• _The task_
Write out the whole listing word for word.

• _Extracted records_
[start]

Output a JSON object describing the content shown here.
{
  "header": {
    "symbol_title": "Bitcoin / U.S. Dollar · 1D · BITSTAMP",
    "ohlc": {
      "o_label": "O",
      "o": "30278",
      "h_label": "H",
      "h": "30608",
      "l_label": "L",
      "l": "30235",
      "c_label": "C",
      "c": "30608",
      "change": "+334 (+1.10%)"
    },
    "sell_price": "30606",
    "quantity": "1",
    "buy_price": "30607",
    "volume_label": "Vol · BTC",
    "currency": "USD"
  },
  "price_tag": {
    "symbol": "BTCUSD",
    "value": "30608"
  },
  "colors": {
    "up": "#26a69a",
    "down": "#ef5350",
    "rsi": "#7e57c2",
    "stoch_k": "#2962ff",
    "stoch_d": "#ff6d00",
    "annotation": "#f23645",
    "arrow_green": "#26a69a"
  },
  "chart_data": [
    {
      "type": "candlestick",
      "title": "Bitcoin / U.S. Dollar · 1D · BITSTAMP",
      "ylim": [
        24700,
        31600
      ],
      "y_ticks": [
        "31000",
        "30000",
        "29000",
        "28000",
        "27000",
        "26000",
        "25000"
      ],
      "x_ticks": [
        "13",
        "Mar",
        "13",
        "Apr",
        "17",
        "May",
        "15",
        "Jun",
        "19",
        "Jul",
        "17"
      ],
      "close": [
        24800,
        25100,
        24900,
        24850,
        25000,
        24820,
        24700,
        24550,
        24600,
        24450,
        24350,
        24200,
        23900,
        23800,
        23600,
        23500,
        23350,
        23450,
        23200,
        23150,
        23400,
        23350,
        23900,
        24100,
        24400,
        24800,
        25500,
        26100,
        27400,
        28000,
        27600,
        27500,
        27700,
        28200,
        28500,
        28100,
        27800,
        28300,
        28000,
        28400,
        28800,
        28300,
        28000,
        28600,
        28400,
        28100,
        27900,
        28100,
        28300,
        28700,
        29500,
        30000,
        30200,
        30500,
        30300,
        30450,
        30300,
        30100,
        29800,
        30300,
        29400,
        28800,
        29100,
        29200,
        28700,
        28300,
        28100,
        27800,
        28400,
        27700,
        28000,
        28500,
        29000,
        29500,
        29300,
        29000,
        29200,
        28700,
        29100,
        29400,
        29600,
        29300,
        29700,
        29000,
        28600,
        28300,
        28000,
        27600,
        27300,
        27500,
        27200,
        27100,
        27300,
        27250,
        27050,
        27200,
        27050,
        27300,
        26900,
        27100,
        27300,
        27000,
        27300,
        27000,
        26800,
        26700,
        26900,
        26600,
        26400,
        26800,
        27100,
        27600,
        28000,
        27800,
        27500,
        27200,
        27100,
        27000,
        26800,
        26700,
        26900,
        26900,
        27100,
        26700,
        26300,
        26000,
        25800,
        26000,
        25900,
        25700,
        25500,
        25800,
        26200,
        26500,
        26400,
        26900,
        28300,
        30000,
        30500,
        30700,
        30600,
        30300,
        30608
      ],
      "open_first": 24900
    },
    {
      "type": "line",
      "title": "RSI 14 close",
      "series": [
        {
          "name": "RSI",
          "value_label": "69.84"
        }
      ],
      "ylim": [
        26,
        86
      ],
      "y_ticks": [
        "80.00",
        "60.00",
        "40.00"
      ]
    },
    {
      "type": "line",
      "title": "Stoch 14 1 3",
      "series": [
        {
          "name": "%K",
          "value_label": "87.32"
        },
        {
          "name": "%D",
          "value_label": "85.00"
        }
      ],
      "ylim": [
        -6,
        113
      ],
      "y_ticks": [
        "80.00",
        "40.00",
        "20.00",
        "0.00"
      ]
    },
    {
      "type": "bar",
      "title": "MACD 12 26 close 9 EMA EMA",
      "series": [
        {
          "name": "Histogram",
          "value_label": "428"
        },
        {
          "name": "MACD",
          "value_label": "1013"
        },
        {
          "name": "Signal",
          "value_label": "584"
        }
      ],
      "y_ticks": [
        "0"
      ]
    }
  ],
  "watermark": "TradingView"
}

[end]

• _Finished task_
Output a JSON object describing the content shown here.
{
  "header": {
    "symbol_title": "Bitcoin / U.S. Dollar · 1D · BITSTAMP",
    "ohlc": {
      "o_label": "O",
      "o": "30278",
      "h_label": "H",
      "h": "30608",
      "l_label": "L",
      "l": "30235",
      "c_label": "C",
      "c": "30608",
      "change": "+334 (+1.10%)"
    },
    "sell_price": "30606",
    "quantity": "1",
    "buy_price": "30607",
    "volume_label": "Vol · BTC",
    "currency": "USD"
  },
  "price_tag": {
    "symbol": "BTCUSD",
    "value": "30608"
  },
  "colors": {
    "up": "#26a69a",
    "down": "#ef5350",
    "rsi": "#7e57c2",
    "stoch_k": "#2962ff",
    "stoch_d": "#ff6d00",
    "annotation": "#f23645",
    "arrow_green": "#26a69a"
  },
  "chart_data": [
    {
      "type": "candlestick",
      "title": "Bitcoin / U.S. Dollar · 1D · BITSTAMP",
      "ylim": [
        24700,
        31600
      ],
      "y_ticks": [
        "31000",
        "30000",
        "29000",
        "28000",
        "27000",
        "26000",
        "25000"
      ],
      "x_ticks": [
        "13",
        "Mar",
        "13",
        "Apr",
        "17",
        "May",
        "15",
        "Jun",
        "19",
        "Jul",
        "17"
      ],
      "close": [
        24800,
        25100,
        24900,
        24850,
        25000,
        24820,
        24700,
        24550,
        24600,
        24450,
        24350,
        24200,
        23900,
        23800,
        23600,
        23500,
        23350,
        23450,
        23200,
        23150,
        23400,
        23350,
        23900,
        24100,
        24400,
        24800,
        25500,
        26100,
        27400,
        28000,
        27600,
        27500,
        27700,
        28200,
        28500,
        28100,
        27800,
        28300,
        28000,
        28400,
        28800,
        28300,
        28000,
        28600,
        28400,
        28100,
        27900,
        28100,
        28300,
        28700,
        29500,
        30000,
        30200,
        30500,
        30300,
        30450,
        30300,
        30100,
        29800,
        30300,
        29400,
        28800,
        29100,
        29200,
        28700,
        28300,
        28100,
        27800,
        28400,
        27700,
        28000,
        28500,
        29000,
        29500,
        29300,
        29000,
        29200,
        28700,
        29100,
        29400,
        29600,
        29300,
        29700,
        29000,
        28600,
        28300,
        28000,
        27600,
        27300,
        27500,
        27200,
        27100,
        27300,
        27250,
        27050,
        27200,
        27050,
        27300,
        26900,
        27100,
        27300,
        27000,
        27300,
        27000,
        26800,
        26700,
        26900,
        26600,
        26400,
        26800,
        27100,
        27600,
        28000,
        27800,
        27500,
        27200,
        27100,
        27000,
        26800,
        26700,
        26900,
        26900,
        27100,
        26700,
        26300,
        26000,
        25800,
        26000,
        25900,
        25700,
        25500,
        25800,
        26200,
        26500,
        26400,
        26900,
        28300,
        30000,
        30500,
        30700,
        30600,
        30300,
        30608
      ],
      "open_first": 24900
    },
    {
      "type": "line",
      "title": "RSI 14 close",
      "series": [
        {
          "name": "RSI",
          "value_label": "69.84"
        }
      ],
      "ylim": [
        26,
        86
      ],
      "y_ticks": [
        "80.00",
        "60.00",
        "40.00"
      ]
    },
    {
      "type": "line",
      "title": "Stoch 14 1 3",
      "series": [
        {
          "name": "%K",
          "value_label": "87.32"
        },
        {
          "name": "%D",
          "value_label": "85.00"
        }
      ],
      "ylim": [
        -6,
        113
      ],
      "y_ticks": [
        "80.00",
        "40.00",
        "20.00",
        "0.00"
      ]
    },
    {
      "type": "bar",
      "title": "MACD 12 26 close 9 EMA EMA",
      "series": [
        {
          "name": "Histogram",
          "value_label": "428"
        },
        {
          "name": "MACD",
          "value_label": "1013"
        },
        {
          "name": "Signal",
          "value_label": "584"
        }
      ],
      "y_ticks": [
        "0"
      ]
    }
  ],
  "watermark": "TradingView"
}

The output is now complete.